Set exercise
Count each line in which the word "handig" appears. Reply with the total and nothing more.

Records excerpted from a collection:
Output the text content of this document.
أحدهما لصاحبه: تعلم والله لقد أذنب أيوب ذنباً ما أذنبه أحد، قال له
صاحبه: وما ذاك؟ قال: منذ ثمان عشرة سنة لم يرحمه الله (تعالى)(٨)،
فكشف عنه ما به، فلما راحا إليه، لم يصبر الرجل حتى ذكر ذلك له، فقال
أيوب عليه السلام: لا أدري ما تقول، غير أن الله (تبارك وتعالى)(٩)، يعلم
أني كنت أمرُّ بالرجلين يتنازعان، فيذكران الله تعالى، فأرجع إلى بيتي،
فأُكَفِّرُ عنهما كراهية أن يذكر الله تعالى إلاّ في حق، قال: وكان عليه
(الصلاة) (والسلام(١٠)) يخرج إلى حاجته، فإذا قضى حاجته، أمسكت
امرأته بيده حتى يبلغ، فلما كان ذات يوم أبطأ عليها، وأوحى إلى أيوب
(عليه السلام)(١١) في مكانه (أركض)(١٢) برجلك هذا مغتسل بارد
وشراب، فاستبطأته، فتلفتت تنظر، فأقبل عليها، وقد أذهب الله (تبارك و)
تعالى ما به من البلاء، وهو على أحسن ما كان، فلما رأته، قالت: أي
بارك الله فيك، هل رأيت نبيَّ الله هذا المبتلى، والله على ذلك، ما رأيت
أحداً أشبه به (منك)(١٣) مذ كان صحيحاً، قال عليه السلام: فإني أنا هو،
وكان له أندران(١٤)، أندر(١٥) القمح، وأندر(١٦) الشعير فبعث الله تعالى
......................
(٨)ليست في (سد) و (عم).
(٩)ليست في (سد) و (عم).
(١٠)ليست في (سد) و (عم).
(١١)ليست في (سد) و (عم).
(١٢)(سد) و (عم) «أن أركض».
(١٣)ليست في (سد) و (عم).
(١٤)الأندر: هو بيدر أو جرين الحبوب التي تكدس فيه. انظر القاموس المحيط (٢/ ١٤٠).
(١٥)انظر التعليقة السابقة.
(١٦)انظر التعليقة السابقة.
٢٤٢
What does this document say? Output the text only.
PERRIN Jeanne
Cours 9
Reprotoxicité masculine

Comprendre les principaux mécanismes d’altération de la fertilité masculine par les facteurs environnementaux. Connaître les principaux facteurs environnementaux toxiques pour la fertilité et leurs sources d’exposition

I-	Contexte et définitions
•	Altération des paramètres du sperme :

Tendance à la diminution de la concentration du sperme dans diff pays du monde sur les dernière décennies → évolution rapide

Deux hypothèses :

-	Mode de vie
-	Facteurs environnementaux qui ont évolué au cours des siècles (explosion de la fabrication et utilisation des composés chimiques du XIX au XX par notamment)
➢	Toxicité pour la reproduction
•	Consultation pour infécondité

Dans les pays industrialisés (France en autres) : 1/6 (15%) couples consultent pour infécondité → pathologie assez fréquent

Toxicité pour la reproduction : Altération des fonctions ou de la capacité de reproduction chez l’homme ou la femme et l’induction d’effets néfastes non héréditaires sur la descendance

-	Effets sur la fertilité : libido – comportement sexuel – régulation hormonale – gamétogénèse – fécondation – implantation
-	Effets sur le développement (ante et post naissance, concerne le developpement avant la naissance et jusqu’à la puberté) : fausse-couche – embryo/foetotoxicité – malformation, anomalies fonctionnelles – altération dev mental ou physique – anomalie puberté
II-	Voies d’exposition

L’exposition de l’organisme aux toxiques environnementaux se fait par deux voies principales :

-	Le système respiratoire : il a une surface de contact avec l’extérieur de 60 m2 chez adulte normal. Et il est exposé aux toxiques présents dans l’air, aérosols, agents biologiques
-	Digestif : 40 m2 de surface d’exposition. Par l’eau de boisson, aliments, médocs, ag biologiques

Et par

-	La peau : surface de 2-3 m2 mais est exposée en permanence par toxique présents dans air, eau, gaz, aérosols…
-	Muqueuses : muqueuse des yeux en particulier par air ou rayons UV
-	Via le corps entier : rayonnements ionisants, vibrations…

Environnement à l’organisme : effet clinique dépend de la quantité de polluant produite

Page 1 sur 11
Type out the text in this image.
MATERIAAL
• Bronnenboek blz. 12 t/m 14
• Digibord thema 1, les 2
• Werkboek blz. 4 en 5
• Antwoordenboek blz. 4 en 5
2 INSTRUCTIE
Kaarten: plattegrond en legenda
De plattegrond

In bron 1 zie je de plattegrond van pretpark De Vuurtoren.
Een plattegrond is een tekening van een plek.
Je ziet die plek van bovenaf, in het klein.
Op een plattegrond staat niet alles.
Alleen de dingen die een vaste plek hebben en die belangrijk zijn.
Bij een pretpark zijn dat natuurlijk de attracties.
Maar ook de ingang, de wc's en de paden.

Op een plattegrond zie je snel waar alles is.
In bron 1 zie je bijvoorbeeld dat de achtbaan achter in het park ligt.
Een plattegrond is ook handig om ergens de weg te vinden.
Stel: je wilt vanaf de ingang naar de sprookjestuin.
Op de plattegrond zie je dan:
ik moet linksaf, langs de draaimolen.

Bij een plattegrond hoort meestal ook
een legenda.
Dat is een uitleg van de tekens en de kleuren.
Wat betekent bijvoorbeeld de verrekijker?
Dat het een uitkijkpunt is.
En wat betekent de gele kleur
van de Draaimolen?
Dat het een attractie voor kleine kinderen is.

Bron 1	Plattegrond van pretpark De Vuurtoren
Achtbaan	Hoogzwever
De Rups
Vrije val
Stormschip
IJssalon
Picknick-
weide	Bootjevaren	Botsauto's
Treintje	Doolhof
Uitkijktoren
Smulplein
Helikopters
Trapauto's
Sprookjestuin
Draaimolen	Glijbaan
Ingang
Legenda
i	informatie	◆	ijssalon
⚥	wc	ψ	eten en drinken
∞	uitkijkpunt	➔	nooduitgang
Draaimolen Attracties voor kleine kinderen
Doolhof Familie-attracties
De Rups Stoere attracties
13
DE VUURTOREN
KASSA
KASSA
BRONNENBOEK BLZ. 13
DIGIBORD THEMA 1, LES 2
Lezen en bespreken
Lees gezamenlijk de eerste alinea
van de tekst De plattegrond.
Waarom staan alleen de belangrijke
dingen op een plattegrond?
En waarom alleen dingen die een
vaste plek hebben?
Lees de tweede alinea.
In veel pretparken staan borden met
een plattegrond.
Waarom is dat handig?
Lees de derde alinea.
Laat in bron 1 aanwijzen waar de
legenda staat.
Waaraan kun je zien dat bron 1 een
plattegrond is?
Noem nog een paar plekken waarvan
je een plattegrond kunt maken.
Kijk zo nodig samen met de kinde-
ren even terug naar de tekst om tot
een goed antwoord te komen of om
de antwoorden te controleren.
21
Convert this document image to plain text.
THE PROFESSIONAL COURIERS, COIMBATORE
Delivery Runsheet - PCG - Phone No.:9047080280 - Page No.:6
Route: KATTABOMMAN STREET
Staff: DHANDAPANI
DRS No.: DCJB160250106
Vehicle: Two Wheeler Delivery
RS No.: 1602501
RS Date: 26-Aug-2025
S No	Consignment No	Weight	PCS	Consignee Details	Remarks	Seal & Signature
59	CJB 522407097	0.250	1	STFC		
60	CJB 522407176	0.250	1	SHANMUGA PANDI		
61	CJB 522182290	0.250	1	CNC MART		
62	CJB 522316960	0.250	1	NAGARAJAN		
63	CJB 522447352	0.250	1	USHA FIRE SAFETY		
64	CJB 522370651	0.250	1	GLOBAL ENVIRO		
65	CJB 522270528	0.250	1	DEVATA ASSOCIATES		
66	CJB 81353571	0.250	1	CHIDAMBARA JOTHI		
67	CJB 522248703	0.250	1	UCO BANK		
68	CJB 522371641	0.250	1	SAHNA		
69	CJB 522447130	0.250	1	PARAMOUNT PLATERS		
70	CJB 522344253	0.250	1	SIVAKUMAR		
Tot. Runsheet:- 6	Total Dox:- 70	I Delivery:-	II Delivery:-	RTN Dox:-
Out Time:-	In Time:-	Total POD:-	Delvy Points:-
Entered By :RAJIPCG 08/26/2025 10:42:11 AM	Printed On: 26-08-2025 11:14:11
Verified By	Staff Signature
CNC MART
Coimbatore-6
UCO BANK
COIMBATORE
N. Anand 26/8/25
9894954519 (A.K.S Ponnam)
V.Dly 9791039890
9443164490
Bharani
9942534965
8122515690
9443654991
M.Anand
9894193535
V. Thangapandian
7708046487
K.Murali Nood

Output
2